■ Request
Say how many lines contain the word "title" and give no other text.

--- START Provided records ---

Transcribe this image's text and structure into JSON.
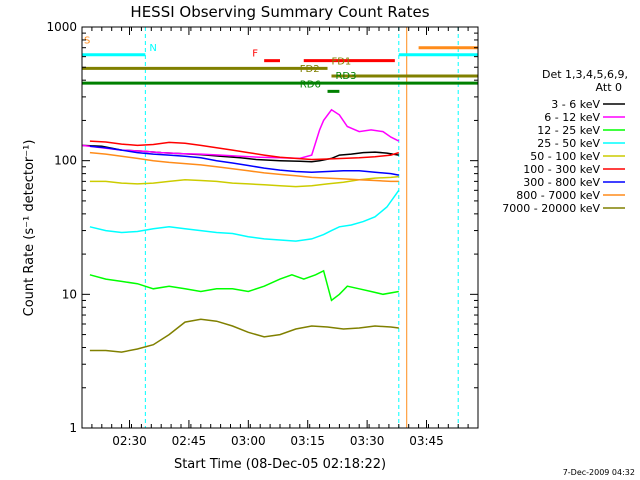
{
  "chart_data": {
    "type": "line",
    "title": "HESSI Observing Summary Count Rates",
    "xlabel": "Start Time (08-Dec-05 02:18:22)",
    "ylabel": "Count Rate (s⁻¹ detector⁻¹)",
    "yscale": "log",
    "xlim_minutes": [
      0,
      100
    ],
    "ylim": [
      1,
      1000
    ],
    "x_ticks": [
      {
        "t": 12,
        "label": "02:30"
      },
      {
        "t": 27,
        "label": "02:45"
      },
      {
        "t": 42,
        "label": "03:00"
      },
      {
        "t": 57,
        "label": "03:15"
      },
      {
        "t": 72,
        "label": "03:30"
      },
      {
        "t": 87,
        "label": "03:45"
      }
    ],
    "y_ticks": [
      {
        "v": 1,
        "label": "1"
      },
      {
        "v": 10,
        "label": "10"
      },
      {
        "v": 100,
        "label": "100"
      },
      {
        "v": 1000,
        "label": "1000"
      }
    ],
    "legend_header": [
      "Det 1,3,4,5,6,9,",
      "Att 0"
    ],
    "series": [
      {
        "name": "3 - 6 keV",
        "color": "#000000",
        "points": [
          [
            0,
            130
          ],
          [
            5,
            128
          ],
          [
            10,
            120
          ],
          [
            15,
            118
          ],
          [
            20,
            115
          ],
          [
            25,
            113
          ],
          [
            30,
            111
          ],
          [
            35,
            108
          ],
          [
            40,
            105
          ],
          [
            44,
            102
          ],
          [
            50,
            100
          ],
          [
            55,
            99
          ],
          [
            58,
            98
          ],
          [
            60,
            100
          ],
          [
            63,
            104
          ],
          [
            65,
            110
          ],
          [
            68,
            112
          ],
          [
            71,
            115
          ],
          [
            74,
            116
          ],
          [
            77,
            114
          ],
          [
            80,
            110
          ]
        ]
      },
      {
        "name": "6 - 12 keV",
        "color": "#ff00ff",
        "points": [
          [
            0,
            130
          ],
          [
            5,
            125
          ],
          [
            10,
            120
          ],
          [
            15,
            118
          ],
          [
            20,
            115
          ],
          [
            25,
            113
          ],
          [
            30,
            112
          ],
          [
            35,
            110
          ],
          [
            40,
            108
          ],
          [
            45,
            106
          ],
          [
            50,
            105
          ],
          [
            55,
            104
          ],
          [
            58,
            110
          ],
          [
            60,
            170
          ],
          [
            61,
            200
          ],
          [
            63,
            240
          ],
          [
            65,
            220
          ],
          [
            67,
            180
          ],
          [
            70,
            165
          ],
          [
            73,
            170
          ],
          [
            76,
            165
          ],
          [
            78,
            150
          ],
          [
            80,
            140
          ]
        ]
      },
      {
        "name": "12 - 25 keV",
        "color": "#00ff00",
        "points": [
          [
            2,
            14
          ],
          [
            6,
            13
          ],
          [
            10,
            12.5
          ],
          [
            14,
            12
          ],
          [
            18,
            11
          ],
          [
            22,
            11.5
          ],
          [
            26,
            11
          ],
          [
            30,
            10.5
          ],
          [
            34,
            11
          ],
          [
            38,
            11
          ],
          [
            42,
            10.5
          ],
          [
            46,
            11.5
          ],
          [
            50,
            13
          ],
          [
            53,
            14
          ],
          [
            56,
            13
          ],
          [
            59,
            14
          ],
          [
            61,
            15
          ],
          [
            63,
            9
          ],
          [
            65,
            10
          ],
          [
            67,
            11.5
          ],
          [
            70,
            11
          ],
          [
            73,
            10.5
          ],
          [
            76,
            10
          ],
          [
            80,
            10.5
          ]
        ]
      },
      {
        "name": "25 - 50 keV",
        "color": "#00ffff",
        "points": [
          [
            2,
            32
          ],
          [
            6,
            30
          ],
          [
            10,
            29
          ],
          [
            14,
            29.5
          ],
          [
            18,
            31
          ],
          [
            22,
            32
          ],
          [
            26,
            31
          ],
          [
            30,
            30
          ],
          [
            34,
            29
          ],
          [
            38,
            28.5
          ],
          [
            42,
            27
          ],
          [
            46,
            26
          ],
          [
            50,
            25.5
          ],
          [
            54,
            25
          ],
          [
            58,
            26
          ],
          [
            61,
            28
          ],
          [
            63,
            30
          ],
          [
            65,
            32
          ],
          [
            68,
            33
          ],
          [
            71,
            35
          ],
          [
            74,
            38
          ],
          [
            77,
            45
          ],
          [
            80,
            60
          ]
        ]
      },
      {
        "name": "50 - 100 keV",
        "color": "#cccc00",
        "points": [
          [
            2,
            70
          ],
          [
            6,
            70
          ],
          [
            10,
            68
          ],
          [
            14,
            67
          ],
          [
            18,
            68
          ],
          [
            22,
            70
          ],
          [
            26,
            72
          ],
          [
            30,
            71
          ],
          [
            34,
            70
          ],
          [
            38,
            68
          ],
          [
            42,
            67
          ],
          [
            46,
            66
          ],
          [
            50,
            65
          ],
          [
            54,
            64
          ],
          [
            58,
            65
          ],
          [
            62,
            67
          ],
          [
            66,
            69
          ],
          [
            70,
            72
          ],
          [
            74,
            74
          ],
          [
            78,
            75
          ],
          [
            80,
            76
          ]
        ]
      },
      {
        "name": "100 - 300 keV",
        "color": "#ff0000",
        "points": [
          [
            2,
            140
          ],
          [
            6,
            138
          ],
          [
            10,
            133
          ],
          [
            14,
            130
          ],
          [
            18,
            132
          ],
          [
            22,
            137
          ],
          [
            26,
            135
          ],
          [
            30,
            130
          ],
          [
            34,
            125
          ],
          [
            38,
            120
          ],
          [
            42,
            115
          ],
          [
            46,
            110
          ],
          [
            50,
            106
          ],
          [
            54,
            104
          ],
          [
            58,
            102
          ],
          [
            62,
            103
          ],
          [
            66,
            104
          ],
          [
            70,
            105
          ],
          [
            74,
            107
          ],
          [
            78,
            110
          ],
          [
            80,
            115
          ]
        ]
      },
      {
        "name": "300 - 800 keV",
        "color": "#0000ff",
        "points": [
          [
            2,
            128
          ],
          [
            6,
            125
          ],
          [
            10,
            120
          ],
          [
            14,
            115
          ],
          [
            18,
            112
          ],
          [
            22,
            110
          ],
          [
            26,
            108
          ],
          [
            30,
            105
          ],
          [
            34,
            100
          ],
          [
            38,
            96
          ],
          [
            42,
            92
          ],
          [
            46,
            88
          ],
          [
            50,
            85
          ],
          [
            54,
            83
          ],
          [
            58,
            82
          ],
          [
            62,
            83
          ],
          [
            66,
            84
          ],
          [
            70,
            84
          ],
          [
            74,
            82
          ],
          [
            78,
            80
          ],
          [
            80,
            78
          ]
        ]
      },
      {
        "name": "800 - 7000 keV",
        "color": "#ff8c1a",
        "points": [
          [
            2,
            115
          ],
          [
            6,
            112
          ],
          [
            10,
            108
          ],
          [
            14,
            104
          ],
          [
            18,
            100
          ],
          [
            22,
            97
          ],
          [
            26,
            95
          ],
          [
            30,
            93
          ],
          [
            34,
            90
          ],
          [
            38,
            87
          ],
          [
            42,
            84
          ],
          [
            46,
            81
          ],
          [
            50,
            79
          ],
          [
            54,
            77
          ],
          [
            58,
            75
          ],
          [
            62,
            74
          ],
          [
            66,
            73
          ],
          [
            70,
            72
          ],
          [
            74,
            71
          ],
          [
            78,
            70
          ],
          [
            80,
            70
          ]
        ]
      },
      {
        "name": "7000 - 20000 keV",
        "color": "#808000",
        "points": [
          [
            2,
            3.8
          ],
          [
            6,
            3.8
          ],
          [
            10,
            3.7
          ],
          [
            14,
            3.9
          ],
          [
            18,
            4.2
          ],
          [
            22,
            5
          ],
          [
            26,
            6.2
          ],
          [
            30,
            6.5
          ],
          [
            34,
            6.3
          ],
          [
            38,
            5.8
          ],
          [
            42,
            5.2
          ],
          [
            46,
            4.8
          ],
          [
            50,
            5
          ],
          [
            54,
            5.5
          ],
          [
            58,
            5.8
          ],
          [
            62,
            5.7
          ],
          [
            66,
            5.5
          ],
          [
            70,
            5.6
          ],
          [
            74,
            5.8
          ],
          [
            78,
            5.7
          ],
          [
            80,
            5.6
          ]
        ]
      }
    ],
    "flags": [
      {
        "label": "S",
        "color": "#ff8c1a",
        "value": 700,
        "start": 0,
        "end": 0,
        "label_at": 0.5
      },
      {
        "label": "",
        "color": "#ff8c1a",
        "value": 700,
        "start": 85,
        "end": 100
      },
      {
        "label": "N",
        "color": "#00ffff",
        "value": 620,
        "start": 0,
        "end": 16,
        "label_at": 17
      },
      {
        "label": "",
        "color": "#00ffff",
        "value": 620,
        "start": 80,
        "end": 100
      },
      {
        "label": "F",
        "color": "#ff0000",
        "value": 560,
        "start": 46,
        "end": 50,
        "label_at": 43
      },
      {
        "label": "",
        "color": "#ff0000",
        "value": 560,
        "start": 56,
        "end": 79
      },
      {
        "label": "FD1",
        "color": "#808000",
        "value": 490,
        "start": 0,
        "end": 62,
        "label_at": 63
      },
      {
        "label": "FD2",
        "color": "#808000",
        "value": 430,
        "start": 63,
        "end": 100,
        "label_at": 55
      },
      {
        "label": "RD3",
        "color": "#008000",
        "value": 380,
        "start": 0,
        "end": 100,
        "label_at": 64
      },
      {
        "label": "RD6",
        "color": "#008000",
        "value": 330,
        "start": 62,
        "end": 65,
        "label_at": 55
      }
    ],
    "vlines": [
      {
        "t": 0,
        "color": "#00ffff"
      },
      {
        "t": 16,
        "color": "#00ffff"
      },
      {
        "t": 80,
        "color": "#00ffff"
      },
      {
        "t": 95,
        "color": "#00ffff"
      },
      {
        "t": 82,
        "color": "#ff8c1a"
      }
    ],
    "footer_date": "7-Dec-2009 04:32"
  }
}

--- END Provided records ---
--- START Provided records ---

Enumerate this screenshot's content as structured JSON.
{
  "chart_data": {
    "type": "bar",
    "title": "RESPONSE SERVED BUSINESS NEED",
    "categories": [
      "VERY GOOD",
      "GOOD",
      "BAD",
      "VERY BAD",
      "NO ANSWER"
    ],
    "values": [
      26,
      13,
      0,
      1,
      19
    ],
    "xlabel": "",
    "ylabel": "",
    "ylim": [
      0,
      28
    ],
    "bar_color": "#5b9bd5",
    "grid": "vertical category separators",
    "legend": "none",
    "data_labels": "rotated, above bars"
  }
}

--- END Provided records ---

■ Solution to this problem
2